• **AIM OF THE EXERCISE**:
Find the lines with the string "năng" and return them.

▶

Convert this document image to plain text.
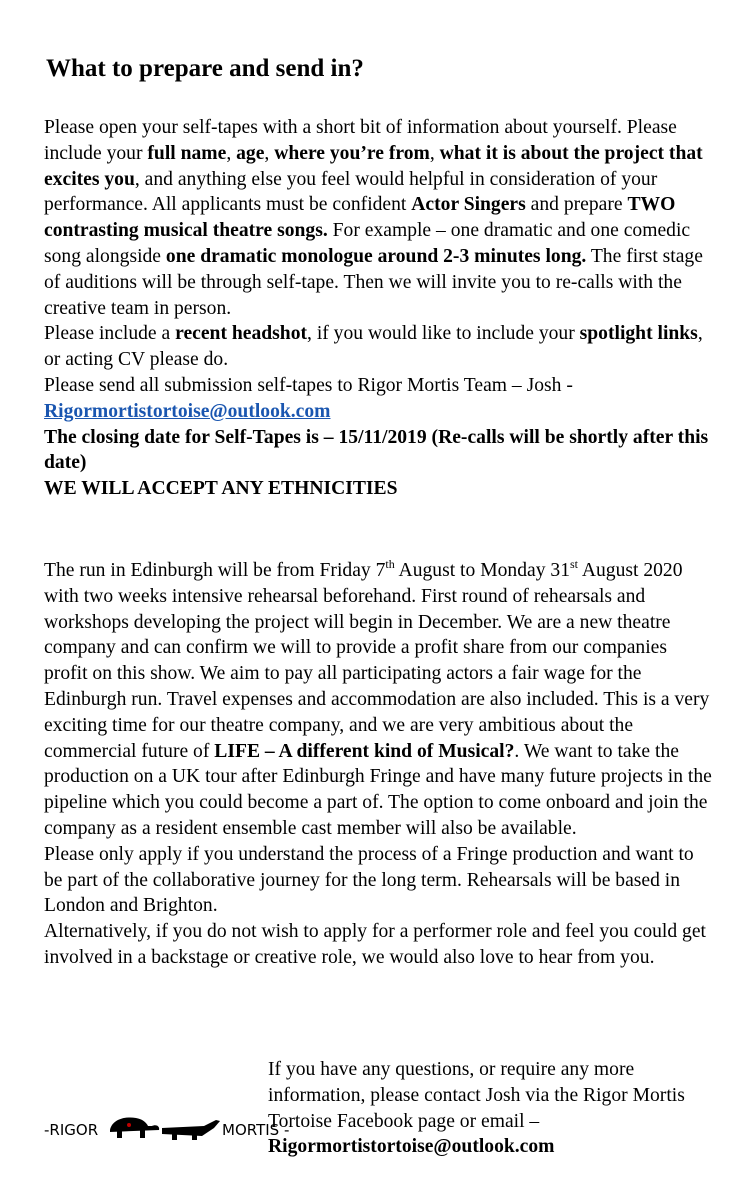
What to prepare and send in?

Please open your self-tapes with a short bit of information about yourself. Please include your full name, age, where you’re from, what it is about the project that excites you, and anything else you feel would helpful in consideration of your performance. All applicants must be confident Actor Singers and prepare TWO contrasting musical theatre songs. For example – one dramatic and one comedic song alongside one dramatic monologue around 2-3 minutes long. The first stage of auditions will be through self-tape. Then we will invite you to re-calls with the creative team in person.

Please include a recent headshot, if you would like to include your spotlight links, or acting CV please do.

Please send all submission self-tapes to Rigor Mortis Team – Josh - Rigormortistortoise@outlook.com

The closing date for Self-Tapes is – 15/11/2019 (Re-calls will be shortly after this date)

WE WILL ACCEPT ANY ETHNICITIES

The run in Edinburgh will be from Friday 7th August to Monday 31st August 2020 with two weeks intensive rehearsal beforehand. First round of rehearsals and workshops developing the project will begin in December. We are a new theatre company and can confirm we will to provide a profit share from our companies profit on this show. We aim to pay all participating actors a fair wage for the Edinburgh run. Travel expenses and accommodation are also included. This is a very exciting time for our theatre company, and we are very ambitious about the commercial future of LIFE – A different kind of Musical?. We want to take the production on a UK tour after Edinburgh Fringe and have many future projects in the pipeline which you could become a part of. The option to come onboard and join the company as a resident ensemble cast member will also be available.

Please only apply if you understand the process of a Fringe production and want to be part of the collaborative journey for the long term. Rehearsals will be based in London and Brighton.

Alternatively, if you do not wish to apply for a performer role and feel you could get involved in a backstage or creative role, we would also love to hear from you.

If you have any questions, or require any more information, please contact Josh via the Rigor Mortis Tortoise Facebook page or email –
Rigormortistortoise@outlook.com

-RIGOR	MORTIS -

◀
▶

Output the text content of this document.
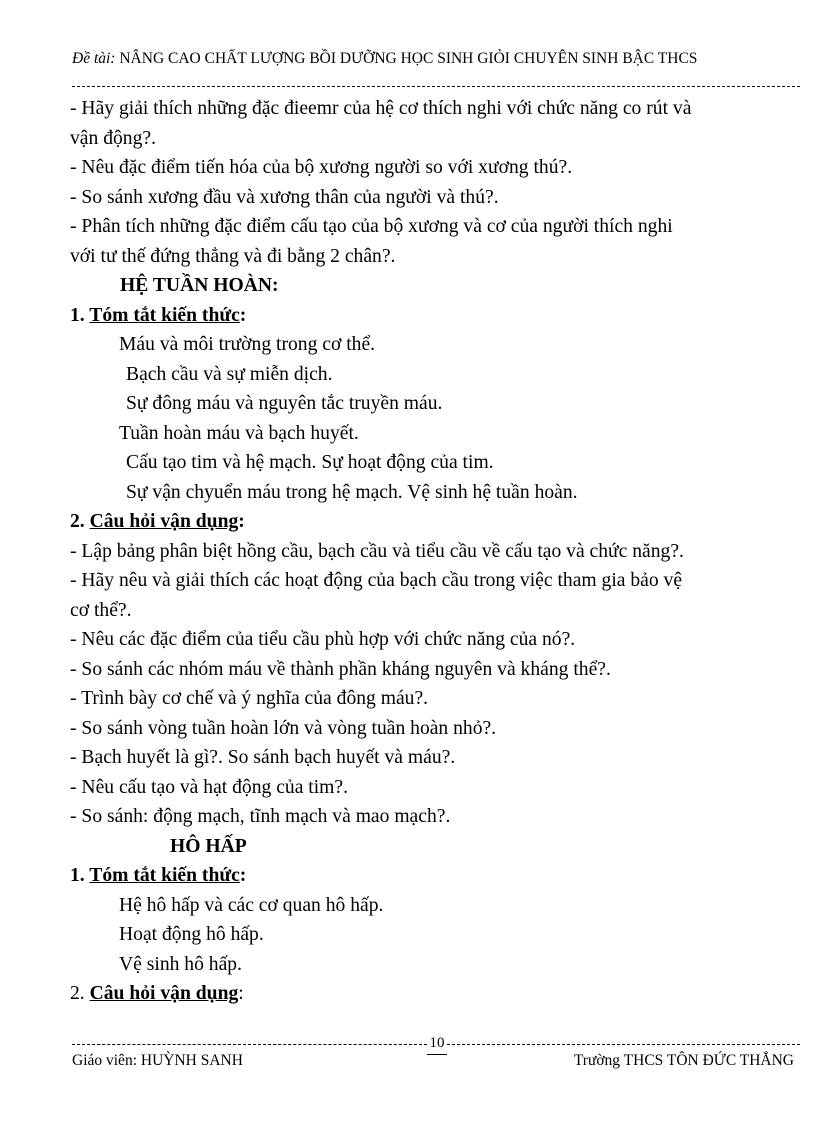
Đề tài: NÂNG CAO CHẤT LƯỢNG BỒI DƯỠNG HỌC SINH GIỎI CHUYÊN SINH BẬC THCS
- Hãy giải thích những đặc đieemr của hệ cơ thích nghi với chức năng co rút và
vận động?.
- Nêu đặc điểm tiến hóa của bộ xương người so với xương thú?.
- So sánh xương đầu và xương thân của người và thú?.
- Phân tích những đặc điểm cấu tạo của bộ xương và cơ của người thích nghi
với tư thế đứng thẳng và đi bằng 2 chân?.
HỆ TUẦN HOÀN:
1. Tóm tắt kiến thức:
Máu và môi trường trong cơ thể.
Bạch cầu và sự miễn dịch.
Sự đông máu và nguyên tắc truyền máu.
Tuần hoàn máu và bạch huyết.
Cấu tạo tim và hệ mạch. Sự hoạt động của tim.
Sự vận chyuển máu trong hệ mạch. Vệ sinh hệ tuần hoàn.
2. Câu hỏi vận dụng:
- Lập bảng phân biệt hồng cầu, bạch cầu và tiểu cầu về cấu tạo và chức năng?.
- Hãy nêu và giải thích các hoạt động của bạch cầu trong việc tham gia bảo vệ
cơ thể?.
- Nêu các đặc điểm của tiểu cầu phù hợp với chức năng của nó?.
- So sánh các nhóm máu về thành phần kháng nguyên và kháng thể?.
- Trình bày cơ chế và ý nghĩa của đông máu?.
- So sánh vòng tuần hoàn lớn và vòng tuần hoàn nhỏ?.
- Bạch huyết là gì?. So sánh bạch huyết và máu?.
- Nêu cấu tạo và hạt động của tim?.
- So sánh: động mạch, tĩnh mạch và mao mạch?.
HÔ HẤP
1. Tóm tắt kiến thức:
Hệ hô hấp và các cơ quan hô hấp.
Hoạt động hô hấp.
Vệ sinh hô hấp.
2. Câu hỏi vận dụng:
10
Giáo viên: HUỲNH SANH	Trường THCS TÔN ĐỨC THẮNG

◀

• **EXERCISE RESPONSE**:
- Hãy giải thích những đặc đieemr của hệ cơ thích nghi với chức năng co rút và
- Lập bảng phân biệt hồng cầu, bạch cầu và tiểu cầu về cấu tạo và chức năng?.
- Nêu các đặc điểm của tiểu cầu phù hợp với chức năng của nó?.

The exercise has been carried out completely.